Return each line holding the string "after".

(Records from a collection)
* BEGIN *
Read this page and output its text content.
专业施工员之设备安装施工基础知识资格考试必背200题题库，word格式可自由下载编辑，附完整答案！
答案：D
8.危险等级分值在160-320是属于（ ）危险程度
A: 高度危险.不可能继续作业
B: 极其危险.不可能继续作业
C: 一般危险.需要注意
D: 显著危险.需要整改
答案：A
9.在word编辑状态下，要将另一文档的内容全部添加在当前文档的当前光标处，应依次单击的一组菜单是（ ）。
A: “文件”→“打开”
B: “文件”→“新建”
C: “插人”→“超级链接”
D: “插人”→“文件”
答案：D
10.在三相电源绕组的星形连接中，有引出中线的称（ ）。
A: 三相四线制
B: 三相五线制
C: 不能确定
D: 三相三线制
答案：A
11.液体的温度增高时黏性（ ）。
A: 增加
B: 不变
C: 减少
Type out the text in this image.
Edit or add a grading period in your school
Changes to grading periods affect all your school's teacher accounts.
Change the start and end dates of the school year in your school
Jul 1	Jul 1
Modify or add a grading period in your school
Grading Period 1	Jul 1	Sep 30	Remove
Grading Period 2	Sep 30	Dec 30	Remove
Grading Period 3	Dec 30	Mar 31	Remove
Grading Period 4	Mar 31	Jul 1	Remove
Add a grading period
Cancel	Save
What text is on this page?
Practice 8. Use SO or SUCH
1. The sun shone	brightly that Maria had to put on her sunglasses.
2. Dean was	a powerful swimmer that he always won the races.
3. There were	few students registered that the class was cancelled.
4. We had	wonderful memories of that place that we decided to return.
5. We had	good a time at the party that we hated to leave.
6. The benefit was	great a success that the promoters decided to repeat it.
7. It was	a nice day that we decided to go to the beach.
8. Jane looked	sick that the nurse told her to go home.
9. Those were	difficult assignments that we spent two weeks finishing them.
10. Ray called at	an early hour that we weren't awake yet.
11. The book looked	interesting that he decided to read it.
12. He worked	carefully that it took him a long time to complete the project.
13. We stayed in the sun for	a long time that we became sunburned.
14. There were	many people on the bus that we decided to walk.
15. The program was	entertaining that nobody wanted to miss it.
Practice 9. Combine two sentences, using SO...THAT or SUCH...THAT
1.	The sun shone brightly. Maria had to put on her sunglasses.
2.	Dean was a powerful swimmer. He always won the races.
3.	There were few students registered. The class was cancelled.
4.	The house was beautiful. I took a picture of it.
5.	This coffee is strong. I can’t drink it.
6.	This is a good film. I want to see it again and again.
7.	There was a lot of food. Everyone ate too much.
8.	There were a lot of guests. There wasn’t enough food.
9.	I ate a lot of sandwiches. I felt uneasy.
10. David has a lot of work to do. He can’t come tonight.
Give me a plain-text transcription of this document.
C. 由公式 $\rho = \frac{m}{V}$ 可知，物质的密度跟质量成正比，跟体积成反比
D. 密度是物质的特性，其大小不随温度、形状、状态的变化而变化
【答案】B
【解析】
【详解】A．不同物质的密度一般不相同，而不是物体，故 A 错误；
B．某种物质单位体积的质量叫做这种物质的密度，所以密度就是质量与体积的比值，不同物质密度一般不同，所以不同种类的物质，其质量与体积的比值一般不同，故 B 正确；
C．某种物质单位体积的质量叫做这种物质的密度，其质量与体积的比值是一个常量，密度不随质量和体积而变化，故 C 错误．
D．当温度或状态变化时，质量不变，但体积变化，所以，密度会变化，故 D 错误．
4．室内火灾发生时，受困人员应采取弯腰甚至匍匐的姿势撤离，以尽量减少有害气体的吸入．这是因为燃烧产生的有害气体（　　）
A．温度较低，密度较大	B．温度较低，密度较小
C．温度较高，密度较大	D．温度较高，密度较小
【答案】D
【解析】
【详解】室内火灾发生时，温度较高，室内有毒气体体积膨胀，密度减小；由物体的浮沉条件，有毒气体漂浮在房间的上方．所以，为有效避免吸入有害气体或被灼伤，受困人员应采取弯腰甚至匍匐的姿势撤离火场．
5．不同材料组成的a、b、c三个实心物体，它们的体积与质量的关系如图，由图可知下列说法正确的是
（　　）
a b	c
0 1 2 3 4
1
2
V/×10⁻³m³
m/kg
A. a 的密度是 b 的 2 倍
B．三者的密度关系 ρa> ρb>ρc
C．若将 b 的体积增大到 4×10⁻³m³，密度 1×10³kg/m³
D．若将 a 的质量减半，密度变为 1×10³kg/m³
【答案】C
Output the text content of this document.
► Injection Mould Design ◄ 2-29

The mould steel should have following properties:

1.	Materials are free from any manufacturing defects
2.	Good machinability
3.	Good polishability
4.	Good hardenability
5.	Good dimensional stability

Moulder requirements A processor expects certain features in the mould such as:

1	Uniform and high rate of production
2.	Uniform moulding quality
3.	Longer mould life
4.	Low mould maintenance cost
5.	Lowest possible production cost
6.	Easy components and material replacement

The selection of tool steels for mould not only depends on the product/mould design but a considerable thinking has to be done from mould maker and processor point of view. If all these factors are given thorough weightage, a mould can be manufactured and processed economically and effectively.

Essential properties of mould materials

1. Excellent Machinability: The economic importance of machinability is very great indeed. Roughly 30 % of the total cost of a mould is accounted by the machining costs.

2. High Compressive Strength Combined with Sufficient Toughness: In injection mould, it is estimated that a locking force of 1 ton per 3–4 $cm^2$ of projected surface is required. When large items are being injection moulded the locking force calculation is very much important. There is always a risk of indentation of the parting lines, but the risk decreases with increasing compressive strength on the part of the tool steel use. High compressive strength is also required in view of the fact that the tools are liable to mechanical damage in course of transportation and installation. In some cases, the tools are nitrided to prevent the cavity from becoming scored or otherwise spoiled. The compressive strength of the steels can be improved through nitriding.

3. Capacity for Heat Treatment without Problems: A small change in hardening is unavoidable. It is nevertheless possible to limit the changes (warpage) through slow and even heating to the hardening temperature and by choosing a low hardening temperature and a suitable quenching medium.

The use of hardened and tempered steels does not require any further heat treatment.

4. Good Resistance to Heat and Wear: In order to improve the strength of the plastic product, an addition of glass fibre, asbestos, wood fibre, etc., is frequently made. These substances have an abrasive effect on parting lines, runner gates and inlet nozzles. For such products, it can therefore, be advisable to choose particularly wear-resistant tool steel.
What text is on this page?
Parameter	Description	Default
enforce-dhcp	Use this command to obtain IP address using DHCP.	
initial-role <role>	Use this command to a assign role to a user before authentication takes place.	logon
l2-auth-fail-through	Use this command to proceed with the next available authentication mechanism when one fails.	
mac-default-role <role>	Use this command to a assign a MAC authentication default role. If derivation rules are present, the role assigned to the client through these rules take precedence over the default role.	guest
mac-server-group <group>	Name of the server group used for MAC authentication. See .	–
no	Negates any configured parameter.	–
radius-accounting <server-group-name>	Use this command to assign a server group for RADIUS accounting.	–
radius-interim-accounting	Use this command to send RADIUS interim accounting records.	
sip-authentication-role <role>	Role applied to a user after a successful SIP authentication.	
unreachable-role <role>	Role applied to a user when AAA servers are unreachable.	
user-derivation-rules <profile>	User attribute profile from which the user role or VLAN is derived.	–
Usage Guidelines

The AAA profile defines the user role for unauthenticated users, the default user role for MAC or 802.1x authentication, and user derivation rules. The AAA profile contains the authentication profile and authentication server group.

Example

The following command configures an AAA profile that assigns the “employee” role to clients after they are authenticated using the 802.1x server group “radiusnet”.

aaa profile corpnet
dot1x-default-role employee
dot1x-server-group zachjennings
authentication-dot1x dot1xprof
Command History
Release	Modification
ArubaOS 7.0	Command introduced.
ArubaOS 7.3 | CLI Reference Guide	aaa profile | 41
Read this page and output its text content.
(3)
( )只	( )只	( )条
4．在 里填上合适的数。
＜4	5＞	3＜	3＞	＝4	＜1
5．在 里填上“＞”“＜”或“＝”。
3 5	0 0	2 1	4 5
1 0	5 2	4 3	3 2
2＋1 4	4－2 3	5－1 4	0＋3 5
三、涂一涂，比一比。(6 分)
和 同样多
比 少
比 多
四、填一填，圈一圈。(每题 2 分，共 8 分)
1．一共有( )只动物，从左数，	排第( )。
* END *
Answer below
sip-authentication-role <role>	Role applied to a user after a successful SIP authentication.	
The following command configures an AAA profile that assigns the “employee” role to clients after they are authenticated using the 802.1x server group “radiusnet”.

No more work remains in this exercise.